GIVEN RECORDS:
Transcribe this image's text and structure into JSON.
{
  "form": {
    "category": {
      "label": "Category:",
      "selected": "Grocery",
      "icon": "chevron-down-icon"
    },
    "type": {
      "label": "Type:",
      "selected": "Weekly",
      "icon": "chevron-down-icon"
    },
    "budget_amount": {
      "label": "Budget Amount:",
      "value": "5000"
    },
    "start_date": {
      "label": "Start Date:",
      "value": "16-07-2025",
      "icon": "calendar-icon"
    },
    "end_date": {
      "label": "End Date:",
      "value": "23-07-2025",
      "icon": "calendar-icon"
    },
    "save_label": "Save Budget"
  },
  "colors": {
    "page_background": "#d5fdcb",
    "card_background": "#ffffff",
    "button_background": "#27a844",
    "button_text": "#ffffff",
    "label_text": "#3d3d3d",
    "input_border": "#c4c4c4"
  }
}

TASK REQUIREMENTS:
Write out each line of the data above again, exactly as given.

WRITTEN SOLUTION:
Transcribe this image's text and structure into JSON.
{
  "form": {
    "category": {
      "label": "Category:",
      "selected": "Grocery",
      "icon": "chevron-down-icon"
    },
    "type": {
      "label": "Type:",
      "selected": "Weekly",
      "icon": "chevron-down-icon"
    },
    "budget_amount": {
      "label": "Budget Amount:",
      "value": "5000"
    },
    "start_date": {
      "label": "Start Date:",
      "value": "16-07-2025",
      "icon": "calendar-icon"
    },
    "end_date": {
      "label": "End Date:",
      "value": "23-07-2025",
      "icon": "calendar-icon"
    },
    "save_label": "Save Budget"
  },
  "colors": {
    "page_background": "#d5fdcb",
    "card_background": "#ffffff",
    "button_background": "#27a844",
    "button_text": "#ffffff",
    "label_text": "#3d3d3d",
    "input_border": "#c4c4c4"
  }
}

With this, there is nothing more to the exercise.